◆ WHAT TO WORK ON:
Exactly reproduce each record listed below.

◆ RECORDED INFORMATION:
- - - - - - -

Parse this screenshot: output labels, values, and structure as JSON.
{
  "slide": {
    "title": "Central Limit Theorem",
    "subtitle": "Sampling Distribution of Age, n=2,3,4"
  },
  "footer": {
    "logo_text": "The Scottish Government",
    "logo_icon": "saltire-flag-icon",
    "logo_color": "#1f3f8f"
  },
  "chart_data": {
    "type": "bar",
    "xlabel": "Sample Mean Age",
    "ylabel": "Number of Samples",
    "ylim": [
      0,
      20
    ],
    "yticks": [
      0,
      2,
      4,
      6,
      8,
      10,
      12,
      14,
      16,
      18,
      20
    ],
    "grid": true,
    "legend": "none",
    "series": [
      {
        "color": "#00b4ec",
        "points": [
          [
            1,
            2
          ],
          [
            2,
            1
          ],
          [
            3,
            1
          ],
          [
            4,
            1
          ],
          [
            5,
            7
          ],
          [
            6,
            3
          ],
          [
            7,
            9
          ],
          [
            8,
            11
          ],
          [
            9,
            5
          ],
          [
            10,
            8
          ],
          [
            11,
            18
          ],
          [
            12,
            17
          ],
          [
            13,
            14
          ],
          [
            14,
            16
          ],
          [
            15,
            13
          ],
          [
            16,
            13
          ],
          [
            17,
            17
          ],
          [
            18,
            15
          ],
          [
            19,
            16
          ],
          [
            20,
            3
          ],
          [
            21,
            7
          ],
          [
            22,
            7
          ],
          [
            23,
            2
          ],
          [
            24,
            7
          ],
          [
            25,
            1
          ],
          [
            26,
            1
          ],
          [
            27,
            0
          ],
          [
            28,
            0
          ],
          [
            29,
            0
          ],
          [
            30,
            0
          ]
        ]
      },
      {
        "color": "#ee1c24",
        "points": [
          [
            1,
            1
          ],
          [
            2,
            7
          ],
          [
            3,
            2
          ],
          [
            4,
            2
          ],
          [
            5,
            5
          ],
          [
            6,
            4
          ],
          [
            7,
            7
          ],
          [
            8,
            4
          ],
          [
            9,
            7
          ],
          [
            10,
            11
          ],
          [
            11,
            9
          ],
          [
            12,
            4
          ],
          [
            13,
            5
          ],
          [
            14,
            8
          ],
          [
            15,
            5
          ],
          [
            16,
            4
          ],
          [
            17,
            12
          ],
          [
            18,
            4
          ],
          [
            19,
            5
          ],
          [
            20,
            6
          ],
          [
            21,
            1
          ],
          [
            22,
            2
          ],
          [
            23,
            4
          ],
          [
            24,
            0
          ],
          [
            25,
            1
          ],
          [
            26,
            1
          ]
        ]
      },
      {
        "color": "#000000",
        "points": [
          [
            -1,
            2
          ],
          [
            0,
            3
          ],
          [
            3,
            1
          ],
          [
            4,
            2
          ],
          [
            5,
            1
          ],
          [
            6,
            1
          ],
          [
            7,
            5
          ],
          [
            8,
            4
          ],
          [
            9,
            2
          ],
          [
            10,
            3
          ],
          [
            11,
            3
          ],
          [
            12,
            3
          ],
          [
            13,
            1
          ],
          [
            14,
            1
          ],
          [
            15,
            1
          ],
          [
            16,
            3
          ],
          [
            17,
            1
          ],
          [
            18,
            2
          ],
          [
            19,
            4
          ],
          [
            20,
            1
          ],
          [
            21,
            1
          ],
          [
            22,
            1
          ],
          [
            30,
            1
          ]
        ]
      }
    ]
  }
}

- - - - - - -

◆ ANSWER TO THIS EXERCISE:
Parse this screenshot: output labels, values, and structure as JSON.
{
  "slide": {
    "title": "Central Limit Theorem",
    "subtitle": "Sampling Distribution of Age, n=2,3,4"
  },
  "footer": {
    "logo_text": "The Scottish Government",
    "logo_icon": "saltire-flag-icon",
    "logo_color": "#1f3f8f"
  },
  "chart_data": {
    "type": "bar",
    "xlabel": "Sample Mean Age",
    "ylabel": "Number of Samples",
    "ylim": [
      0,
      20
    ],
    "yticks": [
      0,
      2,
      4,
      6,
      8,
      10,
      12,
      14,
      16,
      18,
      20
    ],
    "grid": true,
    "legend": "none",
    "series": [
      {
        "color": "#00b4ec",
        "points": [
          [
            1,
            2
          ],
          [
            2,
            1
          ],
          [
            3,
            1
          ],
          [
            4,
            1
          ],
          [
            5,
            7
          ],
          [
            6,
            3
          ],
          [
            7,
            9
          ],
          [
            8,
            11
          ],
          [
            9,
            5
          ],
          [
            10,
            8
          ],
          [
            11,
            18
          ],
          [
            12,
            17
          ],
          [
            13,
            14
          ],
          [
            14,
            16
          ],
          [
            15,
            13
          ],
          [
            16,
            13
          ],
          [
            17,
            17
          ],
          [
            18,
            15
          ],
          [
            19,
            16
          ],
          [
            20,
            3
          ],
          [
            21,
            7
          ],
          [
            22,
            7
          ],
          [
            23,
            2
          ],
          [
            24,
            7
          ],
          [
            25,
            1
          ],
          [
            26,
            1
          ],
          [
            27,
            0
          ],
          [
            28,
            0
          ],
          [
            29,
            0
          ],
          [
            30,
            0
          ]
        ]
      },
      {
        "color": "#ee1c24",
        "points": [
          [
            1,
            1
          ],
          [
            2,
            7
          ],
          [
            3,
            2
          ],
          [
            4,
            2
          ],
          [
            5,
            5
          ],
          [
            6,
            4
          ],
          [
            7,
            7
          ],
          [
            8,
            4
          ],
          [
            9,
            7
          ],
          [
            10,
            11
          ],
          [
            11,
            9
          ],
          [
            12,
            4
          ],
          [
            13,
            5
          ],
          [
            14,
            8
          ],
          [
            15,
            5
          ],
          [
            16,
            4
          ],
          [
            17,
            12
          ],
          [
            18,
            4
          ],
          [
            19,
            5
          ],
          [
            20,
            6
          ],
          [
            21,
            1
          ],
          [
            22,
            2
          ],
          [
            23,
            4
          ],
          [
            24,
            0
          ],
          [
            25,
            1
          ],
          [
            26,
            1
          ]
        ]
      },
      {
        "color": "#000000",
        "points": [
          [
            -1,
            2
          ],
          [
            0,
            3
          ],
          [
            3,
            1
          ],
          [
            4,
            2
          ],
          [
            5,
            1
          ],
          [
            6,
            1
          ],
          [
            7,
            5
          ],
          [
            8,
            4
          ],
          [
            9,
            2
          ],
          [
            10,
            3
          ],
          [
            11,
            3
          ],
          [
            12,
            3
          ],
          [
            13,
            1
          ],
          [
            14,
            1
          ],
          [
            15,
            1
          ],
          [
            16,
            3
          ],
          [
            17,
            1
          ],
          [
            18,
            2
          ],
          [
            19,
            4
          ],
          [
            20,
            1
          ],
          [
            21,
            1
          ],
          [
            22,
            1
          ],
          [
            30,
            1
          ]
        ]
      }
    ]
  }
}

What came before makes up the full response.